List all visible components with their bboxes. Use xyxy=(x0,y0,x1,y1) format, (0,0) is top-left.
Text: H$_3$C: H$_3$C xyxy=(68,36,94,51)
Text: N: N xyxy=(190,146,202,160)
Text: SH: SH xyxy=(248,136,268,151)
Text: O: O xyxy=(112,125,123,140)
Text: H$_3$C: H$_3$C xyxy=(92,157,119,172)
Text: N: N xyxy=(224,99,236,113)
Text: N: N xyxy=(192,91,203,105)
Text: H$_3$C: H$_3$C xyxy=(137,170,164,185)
========
**OBJECTIVE**
Rewrite every line of the data above, including the request, multiplying each bounding-box coordinate in the answers by 0.65 and rounding to the nearest whole number, with halves rounded up.

**RESULT**
List all visible components with their bboxes. Use xyxy=(x0,y0,x1,y1) format, (0,0) is top-left.
Text: H$_3$C: H$_3$C xyxy=(44,23,61,33)
Text: N: N xyxy=(124,95,131,104)
Text: SH: SH xyxy=(161,88,174,98)
Text: O: O xyxy=(73,81,80,91)
Text: H$_3$C: H$_3$C xyxy=(60,102,77,112)
Text: N: N xyxy=(146,64,153,73)
Text: N: N xyxy=(125,59,132,68)
Text: H$_3$C: H$_3$C xyxy=(89,111,107,120)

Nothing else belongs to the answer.